| Exercise instructions |
a. Translate this sentence from the article about Emodo into Spanish: "That consortium fell apart before ever really getting off the ground."
b. Rewrite the listing from its first line through the line containing "row-label-two-years-after: Two years", replacing "footer-cell" with "bottom-cell" and leaving everything else unchanged.

On Thursday, the Swedish networking giant announced the global launch of Emodo, a mobile ad platform that lets carriers monetize their subscriber data programmatically.

The release of Emodo follows Ericsson’s surprising intention to enter the ad tech space, which it announced in March at Mobile World Congress in Barcelona.

But the move makes perfect sense, said Paul Cheng, GM of Emodo, because Ericsson can act as a neutral party to house anonymized telco data.

Regional carriers have hundreds of millions of subscribers, but they still lack the scale on their own to compete with the likes of Facebook and Google.

Carriers within a single market are also fierce competitors and partnerships don’t usually pan out, like what happened with Weve, an early attempt by UK operators O2, Vodafone and EE to pool their data for advertising. That consortium fell apart before ever really getting off the ground.

Under the auspices of Emodo, however, the idea is that carriers can work together without actually having to work together.

“We’re not a carrier, but we are global in that we serve almost all operators and carriers around the world,” Cheng said. “With this, we’re helping carriers federate themselves into a collective organization, and that gives them scale.”

Emodo, which has more than 1.3 billion anonymized user profiles, is starting out in a handful of developed markets, including the US, UK, Canada and Japan, with plans to expand to other regions.

Although Cheng declined to say which carriers are participating or how many there are, Spanish telco Telefonica’s mobile ad exchange, Axonix, is a launch partner. Telefonica owns O2 in the UK.

Emodo built its own technology in-house and is working with several unnamed data providers to help with identity resolution.

The value of carrier data – the fact that it’s deterministic and validated – is also what makes it dangerous. Telcos want to capitalize on their data assets, but the potential for data leakage and the need for stringent privacy protection give them pause.

All personal data that can be tied back to an individual is stripped out before it reaches Emodo, Cheng said. After all of the identifiable information is extracted, Emodo catalogs the remaining data using mobile ad IDs.

Depending on the regulations within a specific region or country, the anonymized data can then either be aggregated into audience segments for targeting or used as a panel to help publishers and advertisers verify the quality of their own data sets.

Emodo plugs into the supply side, and advertisers log in to the Emodo DMP to access the segments. In order to protect the data “from the prying eyes of the bidstream,” as Cheng called it, advertisers buy on a deal ID, which they can activate on whichever DSP they choose.

Access to “a huge scaled deterministic data set is an advantage for any publisher,” said Paul Wallace, VP of media solutions at Vice Media, another of Emodo’s launch partners.

“We’re always looking to stay at the tip of the spear when it comes to making data available to marketers,” Wallace said. “And the fact that it’s deterministic rather than probabilistic means that it’ll result in a much higher match rate when it comes to blending these audiences together for marketing purposes.”

But as enticing as that opportunity is, privacy is still paramount, and Vice, just like a carrier, is hypersensitive about how it goes to market with its subscriber data.

“We always want to protect our audience’s trust in us,” Wallace said. “And here’s a way to put our data into the marketplace in a secure fashion.”

Even so, Ericsson’s international foray into ad tech comes at a tenuous time for data collection and usage, with Europe’s sweeping General Data Protection Regulation set to take effect at the end of May.

But Cheng sees regs like GDPR as a positive for Emodo.

“We’re not the first mover on the block, carriers have tried a number of initiatives and there have been a lot of lessons learned,” Cheng said. “We’ve also learned those lessons. We have a privacy-by-design approach and a framework that allows us to be geographically tailored to comply with regional laws.”

| Records for the task |
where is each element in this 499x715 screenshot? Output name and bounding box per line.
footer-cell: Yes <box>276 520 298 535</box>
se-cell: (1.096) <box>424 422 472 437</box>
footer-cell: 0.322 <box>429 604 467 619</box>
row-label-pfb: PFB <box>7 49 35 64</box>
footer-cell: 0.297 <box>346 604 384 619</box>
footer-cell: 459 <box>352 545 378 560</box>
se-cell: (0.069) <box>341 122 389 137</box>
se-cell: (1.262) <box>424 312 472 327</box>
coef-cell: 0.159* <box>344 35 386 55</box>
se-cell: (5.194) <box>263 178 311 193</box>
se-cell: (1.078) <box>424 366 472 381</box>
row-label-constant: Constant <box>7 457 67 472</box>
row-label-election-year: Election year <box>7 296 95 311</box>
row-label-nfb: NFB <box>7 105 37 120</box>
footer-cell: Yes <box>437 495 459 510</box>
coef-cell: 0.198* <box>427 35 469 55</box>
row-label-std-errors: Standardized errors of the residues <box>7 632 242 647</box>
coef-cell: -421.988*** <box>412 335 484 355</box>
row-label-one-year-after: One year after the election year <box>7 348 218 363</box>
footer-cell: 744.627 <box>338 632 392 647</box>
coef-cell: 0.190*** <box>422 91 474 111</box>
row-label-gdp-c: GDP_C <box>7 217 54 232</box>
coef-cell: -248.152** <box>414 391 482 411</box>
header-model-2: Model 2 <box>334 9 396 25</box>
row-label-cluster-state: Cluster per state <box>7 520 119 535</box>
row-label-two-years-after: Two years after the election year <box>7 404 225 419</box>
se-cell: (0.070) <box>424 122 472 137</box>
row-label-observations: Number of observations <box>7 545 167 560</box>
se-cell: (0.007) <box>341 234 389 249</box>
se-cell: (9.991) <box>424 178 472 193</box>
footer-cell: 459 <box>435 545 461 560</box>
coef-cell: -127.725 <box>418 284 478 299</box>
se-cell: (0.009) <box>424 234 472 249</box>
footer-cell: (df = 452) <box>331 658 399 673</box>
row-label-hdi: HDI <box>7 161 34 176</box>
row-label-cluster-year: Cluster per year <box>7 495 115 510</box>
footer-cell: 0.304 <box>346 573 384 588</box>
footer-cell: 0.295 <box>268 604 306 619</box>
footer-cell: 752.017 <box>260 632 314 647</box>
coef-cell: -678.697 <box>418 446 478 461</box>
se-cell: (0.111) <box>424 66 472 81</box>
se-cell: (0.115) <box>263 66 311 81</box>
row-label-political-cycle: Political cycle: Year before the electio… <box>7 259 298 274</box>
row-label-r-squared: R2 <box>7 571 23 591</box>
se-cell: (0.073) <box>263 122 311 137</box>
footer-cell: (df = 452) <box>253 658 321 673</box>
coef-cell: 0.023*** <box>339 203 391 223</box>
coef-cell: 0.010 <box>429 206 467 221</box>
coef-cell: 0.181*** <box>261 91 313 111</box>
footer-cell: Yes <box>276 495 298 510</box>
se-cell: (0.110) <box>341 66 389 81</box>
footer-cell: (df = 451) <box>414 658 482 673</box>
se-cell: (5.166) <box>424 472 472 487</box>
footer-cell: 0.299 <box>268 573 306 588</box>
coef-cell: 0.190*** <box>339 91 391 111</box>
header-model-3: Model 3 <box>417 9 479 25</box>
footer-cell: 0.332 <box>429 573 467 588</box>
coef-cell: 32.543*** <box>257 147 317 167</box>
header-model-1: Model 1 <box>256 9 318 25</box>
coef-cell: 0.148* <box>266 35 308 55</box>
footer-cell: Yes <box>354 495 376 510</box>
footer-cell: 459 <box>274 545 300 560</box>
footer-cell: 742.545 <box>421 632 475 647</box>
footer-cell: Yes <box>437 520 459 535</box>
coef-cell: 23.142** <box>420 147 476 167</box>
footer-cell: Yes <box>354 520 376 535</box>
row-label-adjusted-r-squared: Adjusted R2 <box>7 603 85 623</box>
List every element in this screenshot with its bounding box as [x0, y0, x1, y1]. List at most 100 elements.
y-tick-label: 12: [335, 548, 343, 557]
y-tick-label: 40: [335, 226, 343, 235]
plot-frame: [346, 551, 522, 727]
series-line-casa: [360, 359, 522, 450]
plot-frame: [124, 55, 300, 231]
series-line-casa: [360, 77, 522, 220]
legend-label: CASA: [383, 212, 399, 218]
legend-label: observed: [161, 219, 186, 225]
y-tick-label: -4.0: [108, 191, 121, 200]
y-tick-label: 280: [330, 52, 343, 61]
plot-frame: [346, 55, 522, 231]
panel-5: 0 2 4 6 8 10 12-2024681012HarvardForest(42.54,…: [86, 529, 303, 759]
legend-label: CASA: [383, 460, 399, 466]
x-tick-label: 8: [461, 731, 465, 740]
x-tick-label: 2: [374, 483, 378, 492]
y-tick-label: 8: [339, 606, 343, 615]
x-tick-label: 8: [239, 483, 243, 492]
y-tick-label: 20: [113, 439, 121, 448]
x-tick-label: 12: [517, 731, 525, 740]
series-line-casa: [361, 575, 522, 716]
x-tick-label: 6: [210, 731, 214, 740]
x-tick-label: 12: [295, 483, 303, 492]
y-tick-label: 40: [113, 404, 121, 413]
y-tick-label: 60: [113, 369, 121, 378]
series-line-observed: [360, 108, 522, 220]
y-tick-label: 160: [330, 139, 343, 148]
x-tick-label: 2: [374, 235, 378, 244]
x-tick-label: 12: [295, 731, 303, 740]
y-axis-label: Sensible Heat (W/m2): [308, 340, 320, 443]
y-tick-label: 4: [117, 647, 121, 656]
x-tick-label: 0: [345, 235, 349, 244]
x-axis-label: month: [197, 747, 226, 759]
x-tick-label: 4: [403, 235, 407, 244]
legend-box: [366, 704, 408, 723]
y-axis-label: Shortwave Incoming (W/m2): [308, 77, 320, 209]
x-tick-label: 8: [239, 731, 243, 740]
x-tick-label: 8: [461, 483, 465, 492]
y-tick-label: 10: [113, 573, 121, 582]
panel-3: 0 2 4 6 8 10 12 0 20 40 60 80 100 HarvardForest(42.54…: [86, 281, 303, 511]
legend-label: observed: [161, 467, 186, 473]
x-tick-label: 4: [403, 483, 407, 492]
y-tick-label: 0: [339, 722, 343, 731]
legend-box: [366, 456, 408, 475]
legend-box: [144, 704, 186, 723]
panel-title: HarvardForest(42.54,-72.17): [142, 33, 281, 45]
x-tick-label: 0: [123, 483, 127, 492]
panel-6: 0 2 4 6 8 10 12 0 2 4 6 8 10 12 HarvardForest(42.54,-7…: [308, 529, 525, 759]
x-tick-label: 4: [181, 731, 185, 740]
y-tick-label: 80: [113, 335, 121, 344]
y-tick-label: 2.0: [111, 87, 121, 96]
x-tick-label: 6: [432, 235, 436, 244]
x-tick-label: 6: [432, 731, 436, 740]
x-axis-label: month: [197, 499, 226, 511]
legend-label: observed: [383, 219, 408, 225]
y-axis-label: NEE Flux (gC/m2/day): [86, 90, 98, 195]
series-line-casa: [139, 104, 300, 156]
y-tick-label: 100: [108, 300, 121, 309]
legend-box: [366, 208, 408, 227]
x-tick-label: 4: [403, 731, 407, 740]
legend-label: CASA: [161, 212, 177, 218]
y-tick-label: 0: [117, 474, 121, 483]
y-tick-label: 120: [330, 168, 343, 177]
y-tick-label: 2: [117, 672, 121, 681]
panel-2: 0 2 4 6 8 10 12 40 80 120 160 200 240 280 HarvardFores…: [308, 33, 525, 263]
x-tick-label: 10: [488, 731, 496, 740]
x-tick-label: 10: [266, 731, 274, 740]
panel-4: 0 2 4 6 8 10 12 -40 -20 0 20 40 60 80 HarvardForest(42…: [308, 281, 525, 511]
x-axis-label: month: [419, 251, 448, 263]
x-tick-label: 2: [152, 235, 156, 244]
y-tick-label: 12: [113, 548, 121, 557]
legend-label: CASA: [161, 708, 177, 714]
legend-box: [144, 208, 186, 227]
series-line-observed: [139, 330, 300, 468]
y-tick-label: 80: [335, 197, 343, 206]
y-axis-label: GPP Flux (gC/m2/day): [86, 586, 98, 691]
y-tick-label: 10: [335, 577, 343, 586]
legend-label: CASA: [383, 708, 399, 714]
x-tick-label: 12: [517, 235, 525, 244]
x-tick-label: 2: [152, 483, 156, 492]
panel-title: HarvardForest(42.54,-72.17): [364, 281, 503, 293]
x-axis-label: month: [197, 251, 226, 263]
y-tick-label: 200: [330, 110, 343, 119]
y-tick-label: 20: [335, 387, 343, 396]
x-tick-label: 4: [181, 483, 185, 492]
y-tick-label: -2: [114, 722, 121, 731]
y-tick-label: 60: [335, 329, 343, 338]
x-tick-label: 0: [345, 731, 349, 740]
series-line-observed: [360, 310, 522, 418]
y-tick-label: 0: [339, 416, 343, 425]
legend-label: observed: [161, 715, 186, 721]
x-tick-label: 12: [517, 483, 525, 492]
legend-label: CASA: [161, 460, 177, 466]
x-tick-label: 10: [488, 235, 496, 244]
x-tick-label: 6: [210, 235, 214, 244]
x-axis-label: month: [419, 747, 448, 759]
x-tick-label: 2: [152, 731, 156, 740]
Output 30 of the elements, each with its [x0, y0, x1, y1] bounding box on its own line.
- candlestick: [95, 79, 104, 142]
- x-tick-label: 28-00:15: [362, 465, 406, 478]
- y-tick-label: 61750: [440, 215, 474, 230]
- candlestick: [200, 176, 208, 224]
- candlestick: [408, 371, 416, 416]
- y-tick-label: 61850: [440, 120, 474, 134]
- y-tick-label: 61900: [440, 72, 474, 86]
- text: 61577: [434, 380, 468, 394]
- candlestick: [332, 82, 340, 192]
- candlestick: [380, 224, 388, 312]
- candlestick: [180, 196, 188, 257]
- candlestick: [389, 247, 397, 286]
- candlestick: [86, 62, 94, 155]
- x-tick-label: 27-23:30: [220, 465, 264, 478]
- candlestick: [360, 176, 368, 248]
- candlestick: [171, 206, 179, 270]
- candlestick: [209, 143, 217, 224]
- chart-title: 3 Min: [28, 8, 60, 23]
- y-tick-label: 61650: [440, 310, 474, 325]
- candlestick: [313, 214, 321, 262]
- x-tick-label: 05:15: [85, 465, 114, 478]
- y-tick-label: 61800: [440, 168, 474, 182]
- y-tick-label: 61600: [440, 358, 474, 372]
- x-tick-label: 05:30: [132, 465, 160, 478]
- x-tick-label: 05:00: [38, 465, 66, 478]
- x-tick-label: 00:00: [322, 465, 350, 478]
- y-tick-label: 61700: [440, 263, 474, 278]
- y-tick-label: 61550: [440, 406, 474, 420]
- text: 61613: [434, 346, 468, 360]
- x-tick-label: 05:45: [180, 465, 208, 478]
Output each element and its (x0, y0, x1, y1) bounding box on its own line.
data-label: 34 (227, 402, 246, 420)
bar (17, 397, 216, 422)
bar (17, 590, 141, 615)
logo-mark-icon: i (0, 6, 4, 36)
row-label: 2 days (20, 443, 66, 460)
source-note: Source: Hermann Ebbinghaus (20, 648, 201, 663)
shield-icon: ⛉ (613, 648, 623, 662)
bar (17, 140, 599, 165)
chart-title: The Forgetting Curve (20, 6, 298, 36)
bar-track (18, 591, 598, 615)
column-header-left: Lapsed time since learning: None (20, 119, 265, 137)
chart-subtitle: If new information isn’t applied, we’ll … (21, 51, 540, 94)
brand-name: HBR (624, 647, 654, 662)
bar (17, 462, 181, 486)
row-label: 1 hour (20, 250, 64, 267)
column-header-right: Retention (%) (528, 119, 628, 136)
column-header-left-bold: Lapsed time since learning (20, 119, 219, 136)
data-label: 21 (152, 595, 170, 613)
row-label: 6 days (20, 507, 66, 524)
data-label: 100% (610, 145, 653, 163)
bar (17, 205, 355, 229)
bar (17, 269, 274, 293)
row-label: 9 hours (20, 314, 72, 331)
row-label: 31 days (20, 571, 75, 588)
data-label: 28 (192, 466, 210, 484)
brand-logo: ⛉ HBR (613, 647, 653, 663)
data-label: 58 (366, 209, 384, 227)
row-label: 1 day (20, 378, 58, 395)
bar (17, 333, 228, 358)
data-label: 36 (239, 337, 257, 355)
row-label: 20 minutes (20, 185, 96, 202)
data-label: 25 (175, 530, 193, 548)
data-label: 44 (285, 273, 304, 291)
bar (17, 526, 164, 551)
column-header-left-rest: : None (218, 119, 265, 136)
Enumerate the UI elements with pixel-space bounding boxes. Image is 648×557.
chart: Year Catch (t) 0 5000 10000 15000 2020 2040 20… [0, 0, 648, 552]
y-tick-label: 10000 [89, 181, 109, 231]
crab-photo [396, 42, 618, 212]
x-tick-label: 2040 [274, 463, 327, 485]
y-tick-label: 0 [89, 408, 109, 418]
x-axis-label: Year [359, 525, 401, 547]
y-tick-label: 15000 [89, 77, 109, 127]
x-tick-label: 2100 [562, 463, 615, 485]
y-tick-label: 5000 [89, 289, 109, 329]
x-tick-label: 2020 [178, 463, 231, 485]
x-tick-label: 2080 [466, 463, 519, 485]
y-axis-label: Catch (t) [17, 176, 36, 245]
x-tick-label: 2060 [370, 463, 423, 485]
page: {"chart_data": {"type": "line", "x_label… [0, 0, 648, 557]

| Answers |
a. Ese consorcio se desmoronó antes de llegar realmente a despegar.

b.
where is each element in this 499x715 screenshot? Output name and bounding box per line.
bottom-cell: Yes <box>276 520 298 535</box>
se-cell: (1.096) <box>424 422 472 437</box>
bottom-cell: 0.322 <box>429 604 467 619</box>
row-label-pfb: PFB <box>7 49 35 64</box>
bottom-cell: 0.297 <box>346 604 384 619</box>
bottom-cell: 459 <box>352 545 378 560</box>
se-cell: (0.069) <box>341 122 389 137</box>
se-cell: (1.262) <box>424 312 472 327</box>
coef-cell: 0.159* <box>344 35 386 55</box>
se-cell: (5.194) <box>263 178 311 193</box>
se-cell: (1.078) <box>424 366 472 381</box>
row-label-constant: Constant <box>7 457 67 472</box>
row-label-election-year: Election year <box>7 296 95 311</box>
row-label-nfb: NFB <box>7 105 37 120</box>
bottom-cell: Yes <box>437 495 459 510</box>
coef-cell: 0.198* <box>427 35 469 55</box>
row-label-std-errors: Standardized errors of the residues <box>7 632 242 647</box>
coef-cell: -421.988*** <box>412 335 484 355</box>
row-label-one-year-after: One year after the election year <box>7 348 218 363</box>
bottom-cell: 744.627 <box>338 632 392 647</box>
coef-cell: 0.190*** <box>422 91 474 111</box>
row-label-gdp-c: GDP_C <box>7 217 54 232</box>
coef-cell: -248.152** <box>414 391 482 411</box>
header-model-2: Model 2 <box>334 9 396 25</box>
row-label-cluster-state: Cluster per state <box>7 520 119 535</box>
row-label-two-years-after: Two years after the election year <box>7 404 225 419</box>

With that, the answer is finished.